[Source data]
■ ■ ■ ■ ■ ■ ■
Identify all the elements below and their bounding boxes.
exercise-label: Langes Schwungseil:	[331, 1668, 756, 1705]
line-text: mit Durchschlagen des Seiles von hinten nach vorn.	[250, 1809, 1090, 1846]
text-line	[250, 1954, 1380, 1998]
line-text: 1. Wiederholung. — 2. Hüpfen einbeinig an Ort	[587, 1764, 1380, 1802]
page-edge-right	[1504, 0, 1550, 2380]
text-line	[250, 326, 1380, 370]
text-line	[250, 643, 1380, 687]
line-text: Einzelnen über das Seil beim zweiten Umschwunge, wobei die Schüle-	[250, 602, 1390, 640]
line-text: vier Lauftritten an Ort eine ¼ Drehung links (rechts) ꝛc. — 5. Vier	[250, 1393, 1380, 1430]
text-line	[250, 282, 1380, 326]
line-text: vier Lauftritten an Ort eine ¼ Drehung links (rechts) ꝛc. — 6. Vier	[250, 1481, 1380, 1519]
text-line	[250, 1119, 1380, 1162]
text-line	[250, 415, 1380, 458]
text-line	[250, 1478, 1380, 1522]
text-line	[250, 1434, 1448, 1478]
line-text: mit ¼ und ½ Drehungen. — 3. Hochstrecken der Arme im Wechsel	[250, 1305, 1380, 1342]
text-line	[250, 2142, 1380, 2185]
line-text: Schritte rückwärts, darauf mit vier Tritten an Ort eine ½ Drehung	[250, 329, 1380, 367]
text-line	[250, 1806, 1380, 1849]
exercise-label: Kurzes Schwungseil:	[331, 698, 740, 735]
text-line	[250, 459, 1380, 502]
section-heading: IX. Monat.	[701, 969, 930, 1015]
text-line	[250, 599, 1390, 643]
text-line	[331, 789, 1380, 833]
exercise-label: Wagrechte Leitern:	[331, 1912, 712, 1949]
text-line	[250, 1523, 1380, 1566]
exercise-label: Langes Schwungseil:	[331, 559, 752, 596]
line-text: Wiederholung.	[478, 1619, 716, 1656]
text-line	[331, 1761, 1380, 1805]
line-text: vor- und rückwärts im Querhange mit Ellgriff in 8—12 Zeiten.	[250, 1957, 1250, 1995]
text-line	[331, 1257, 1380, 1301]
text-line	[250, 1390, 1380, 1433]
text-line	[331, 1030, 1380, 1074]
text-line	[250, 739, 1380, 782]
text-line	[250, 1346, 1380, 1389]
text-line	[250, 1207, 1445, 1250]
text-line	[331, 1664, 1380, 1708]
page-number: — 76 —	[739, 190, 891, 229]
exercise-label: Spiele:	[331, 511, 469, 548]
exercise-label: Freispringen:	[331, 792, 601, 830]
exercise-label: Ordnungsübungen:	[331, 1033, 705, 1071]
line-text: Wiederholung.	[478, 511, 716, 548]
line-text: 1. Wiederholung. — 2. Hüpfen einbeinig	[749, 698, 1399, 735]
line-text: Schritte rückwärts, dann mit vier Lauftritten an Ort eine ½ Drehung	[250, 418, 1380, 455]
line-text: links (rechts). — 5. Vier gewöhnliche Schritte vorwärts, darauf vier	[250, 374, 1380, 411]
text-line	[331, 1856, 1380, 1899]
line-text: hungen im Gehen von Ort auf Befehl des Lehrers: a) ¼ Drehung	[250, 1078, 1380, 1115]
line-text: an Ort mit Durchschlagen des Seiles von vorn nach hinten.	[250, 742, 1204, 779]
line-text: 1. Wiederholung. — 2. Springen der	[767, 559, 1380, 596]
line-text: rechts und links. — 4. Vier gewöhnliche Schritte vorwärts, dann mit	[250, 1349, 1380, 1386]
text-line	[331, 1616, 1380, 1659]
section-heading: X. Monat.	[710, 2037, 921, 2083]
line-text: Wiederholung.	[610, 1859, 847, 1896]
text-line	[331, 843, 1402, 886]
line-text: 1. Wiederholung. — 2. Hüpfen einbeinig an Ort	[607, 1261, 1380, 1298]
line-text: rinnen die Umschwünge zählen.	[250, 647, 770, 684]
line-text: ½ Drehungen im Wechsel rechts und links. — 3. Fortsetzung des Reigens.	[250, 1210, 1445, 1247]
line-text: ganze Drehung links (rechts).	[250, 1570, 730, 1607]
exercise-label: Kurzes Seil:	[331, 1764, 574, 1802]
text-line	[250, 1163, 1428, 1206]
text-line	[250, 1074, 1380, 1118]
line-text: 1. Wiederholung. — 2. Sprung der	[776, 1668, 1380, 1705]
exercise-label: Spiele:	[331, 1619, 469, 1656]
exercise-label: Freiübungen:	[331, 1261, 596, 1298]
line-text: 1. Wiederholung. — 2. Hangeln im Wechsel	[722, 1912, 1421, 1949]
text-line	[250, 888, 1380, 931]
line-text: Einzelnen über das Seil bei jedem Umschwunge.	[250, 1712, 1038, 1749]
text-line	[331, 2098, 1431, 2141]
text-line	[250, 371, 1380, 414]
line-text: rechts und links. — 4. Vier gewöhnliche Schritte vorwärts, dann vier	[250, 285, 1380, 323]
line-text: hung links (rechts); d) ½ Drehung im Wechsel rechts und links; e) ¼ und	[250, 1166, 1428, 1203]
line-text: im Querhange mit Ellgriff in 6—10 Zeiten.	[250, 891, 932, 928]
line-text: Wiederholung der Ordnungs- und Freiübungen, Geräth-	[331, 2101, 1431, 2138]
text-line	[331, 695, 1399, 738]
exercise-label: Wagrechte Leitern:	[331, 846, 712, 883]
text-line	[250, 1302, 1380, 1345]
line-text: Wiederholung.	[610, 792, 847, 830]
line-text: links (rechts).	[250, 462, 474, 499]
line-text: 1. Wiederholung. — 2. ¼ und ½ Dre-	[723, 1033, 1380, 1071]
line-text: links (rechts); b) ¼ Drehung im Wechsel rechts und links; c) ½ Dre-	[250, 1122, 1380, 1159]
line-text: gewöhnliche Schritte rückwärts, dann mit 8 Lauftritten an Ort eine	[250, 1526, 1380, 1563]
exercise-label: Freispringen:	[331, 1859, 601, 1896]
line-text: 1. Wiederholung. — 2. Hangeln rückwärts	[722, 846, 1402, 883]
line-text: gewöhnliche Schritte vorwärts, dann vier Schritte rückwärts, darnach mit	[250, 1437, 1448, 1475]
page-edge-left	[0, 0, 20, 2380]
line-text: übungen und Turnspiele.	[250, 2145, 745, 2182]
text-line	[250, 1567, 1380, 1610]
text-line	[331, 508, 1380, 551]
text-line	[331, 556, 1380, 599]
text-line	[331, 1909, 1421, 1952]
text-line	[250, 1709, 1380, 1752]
■ ■ ■ ■ ■ ■ ■
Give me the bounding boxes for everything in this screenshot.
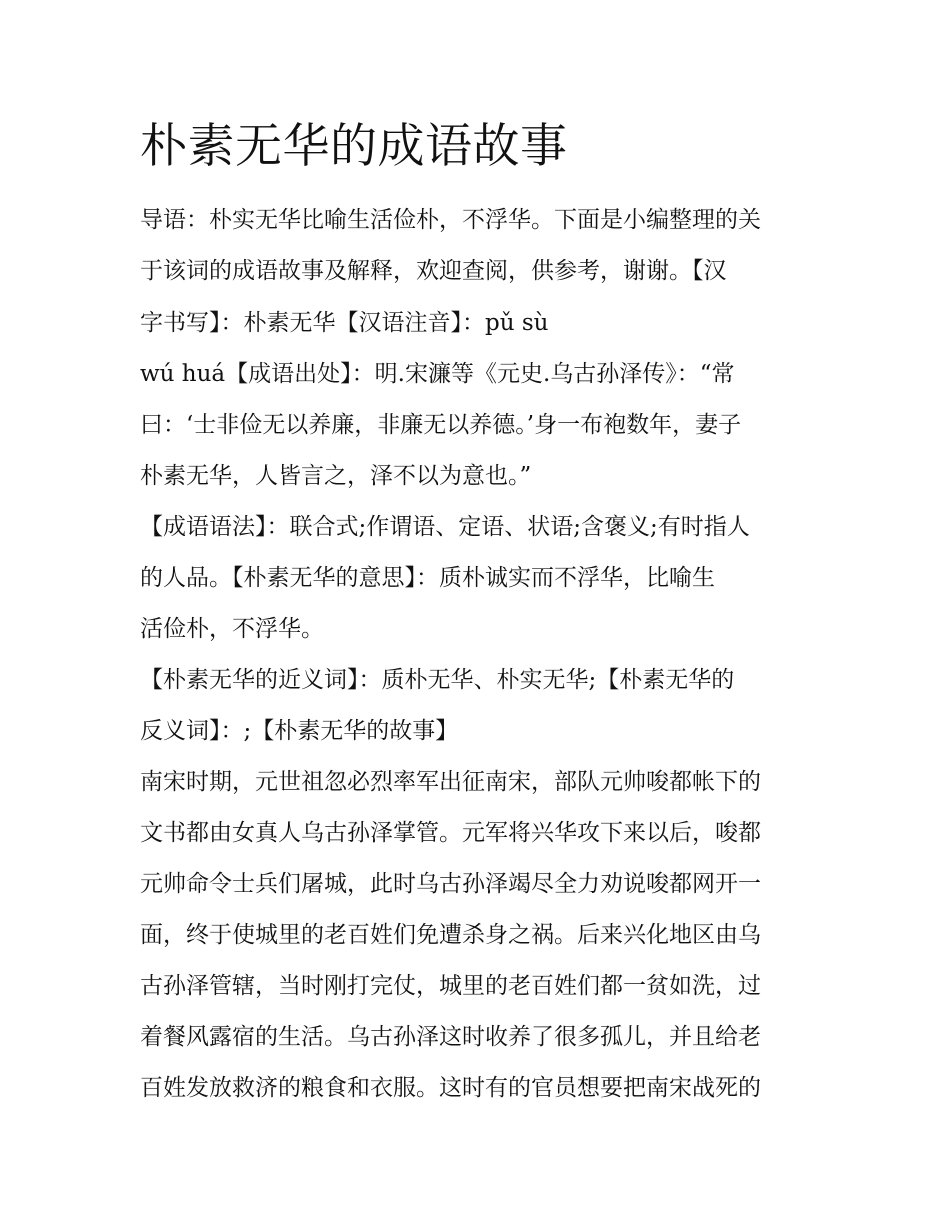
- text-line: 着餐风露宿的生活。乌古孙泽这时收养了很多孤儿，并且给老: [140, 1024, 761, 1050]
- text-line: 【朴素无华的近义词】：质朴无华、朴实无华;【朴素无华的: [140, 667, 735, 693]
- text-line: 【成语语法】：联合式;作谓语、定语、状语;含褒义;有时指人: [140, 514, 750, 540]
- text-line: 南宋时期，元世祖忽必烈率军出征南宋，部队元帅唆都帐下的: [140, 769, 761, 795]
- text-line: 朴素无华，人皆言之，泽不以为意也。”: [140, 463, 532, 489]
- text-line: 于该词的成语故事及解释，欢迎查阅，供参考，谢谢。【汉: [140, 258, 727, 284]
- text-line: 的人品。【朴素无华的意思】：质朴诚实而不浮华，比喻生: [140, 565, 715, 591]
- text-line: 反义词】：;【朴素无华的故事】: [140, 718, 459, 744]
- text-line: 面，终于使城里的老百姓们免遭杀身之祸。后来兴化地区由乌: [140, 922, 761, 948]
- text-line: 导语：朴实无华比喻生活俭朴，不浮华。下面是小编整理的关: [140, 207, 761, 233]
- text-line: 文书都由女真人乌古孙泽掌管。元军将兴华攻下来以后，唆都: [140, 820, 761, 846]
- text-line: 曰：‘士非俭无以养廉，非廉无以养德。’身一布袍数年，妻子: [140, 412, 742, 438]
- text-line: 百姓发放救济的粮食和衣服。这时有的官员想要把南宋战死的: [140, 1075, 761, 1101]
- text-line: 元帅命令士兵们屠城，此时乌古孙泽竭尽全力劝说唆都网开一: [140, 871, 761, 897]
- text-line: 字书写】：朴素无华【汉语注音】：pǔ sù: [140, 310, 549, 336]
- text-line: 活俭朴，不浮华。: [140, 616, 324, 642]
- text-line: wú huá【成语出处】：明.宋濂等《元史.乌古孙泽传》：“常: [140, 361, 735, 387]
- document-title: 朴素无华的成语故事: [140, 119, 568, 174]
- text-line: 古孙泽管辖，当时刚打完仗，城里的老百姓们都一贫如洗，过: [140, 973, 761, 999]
■ ■ ■ ■ ■ ■ ■
Given problem » Can you repeat the stretch of records from the line containing "Identify all the" through the line containing "1434, 1448, 1478]", substituting "text-row" for "text-line" and leaving everything else unchanged?

Written answer »
Identify all the elements below and their bounding boxes.
exercise-label: Langes Schwungseil:	[331, 1668, 756, 1705]
line-text: mit Durchschlagen des Seiles von hinten nach vorn.	[250, 1809, 1090, 1846]
text-row	[250, 1954, 1380, 1998]
line-text: 1. Wiederholung. — 2. Hüpfen einbeinig an Ort	[587, 1764, 1380, 1802]
page-edge-right	[1504, 0, 1550, 2380]
text-row	[250, 326, 1380, 370]
text-row	[250, 643, 1380, 687]
line-text: Einzelnen über das Seil beim zweiten Umschwunge, wobei die Schüle-	[250, 602, 1390, 640]
line-text: vier Lauftritten an Ort eine ¼ Drehung links (rechts) ꝛc. — 5. Vier	[250, 1393, 1380, 1430]
text-row	[250, 282, 1380, 326]
line-text: vier Lauftritten an Ort eine ¼ Drehung links (rechts) ꝛc. — 6. Vier	[250, 1481, 1380, 1519]
text-row	[250, 1119, 1380, 1162]
text-row	[250, 415, 1380, 458]
text-row	[250, 1478, 1380, 1522]
text-row	[250, 1434, 1448, 1478]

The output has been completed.